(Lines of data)
------------------------

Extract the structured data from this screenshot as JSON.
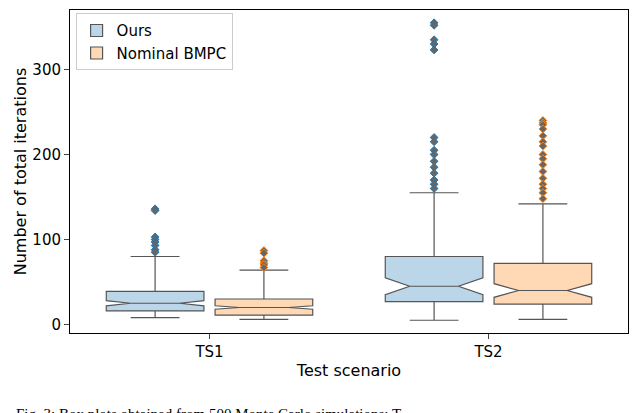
{
  "chart_data": {
    "type": "box",
    "x_label": "Test scenario",
    "y_label": "Number of total iterations",
    "caption": "Fig. 3: Box plots obtained from 500 Monte Carlo simulations: T",
    "categories": [
      "TS1",
      "TS2"
    ],
    "ylim": [
      -10,
      370
    ],
    "yticks": [
      0,
      100,
      200,
      300
    ],
    "grid": false,
    "legend": "upper left",
    "series": [
      {
        "name": "Ours",
        "color": "#1f77b4",
        "marker": "diamond",
        "q1": [
          16,
          27
        ],
        "median": [
          25,
          45
        ],
        "q3": [
          39,
          80
        ],
        "lowerfence": [
          8,
          5
        ],
        "upperfence": [
          80,
          155
        ],
        "notchspan": [
          3,
          10
        ],
        "outliers": [
          [
            136,
            134,
            103,
            100,
            97,
            93,
            88,
            85
          ],
          [
            355,
            352,
            335,
            330,
            323,
            220,
            215,
            205,
            200,
            192,
            185,
            178,
            170,
            165,
            160
          ]
        ]
      },
      {
        "name": "Nominal BMPC",
        "color": "#ff7f0e",
        "marker": "diamond",
        "q1": [
          11,
          24
        ],
        "median": [
          20,
          40
        ],
        "q3": [
          30,
          72
        ],
        "lowerfence": [
          6,
          6
        ],
        "upperfence": [
          64,
          142
        ],
        "notchspan": [
          2,
          8
        ],
        "outliers": [
          [
            87,
            84,
            75,
            72,
            70,
            67
          ],
          [
            240,
            237,
            235,
            230,
            222,
            215,
            210,
            200,
            195,
            188,
            180,
            172,
            165,
            160,
            155,
            148
          ]
        ]
      }
    ]
  }
}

------------------------

#### Aim
Without the pictures, write out the whole listing above exactly as it appears.

#### Worked solution
Extract the structured data from this screenshot as JSON.
{
  "chart_data": {
    "type": "box",
    "x_label": "Test scenario",
    "y_label": "Number of total iterations",
    "caption": "Fig. 3: Box plots obtained from 500 Monte Carlo simulations: T",
    "categories": [
      "TS1",
      "TS2"
    ],
    "ylim": [
      -10,
      370
    ],
    "yticks": [
      0,
      100,
      200,
      300
    ],
    "grid": false,
    "legend": "upper left",
    "series": [
      {
        "name": "Ours",
        "color": "#1f77b4",
        "marker": "diamond",
        "q1": [
          16,
          27
        ],
        "median": [
          25,
          45
        ],
        "q3": [
          39,
          80
        ],
        "lowerfence": [
          8,
          5
        ],
        "upperfence": [
          80,
          155
        ],
        "notchspan": [
          3,
          10
        ],
        "outliers": [
          [
            136,
            134,
            103,
            100,
            97,
            93,
            88,
            85
          ],
          [
            355,
            352,
            335,
            330,
            323,
            220,
            215,
            205,
            200,
            192,
            185,
            178,
            170,
            165,
            160
          ]
        ]
      },
      {
        "name": "Nominal BMPC",
        "color": "#ff7f0e",
        "marker": "diamond",
        "q1": [
          11,
          24
        ],
        "median": [
          20,
          40
        ],
        "q3": [
          30,
          72
        ],
        "lowerfence": [
          6,
          6
        ],
        "upperfence": [
          64,
          142
        ],
        "notchspan": [
          2,
          8
        ],
        "outliers": [
          [
            87,
            84,
            75,
            72,
            70,
            67
          ],
          [
            240,
            237,
            235,
            230,
            222,
            215,
            210,
            200,
            195,
            188,
            180,
            172,
            165,
            160,
            155,
            148
          ]
        ]
      }
    ]
  }
}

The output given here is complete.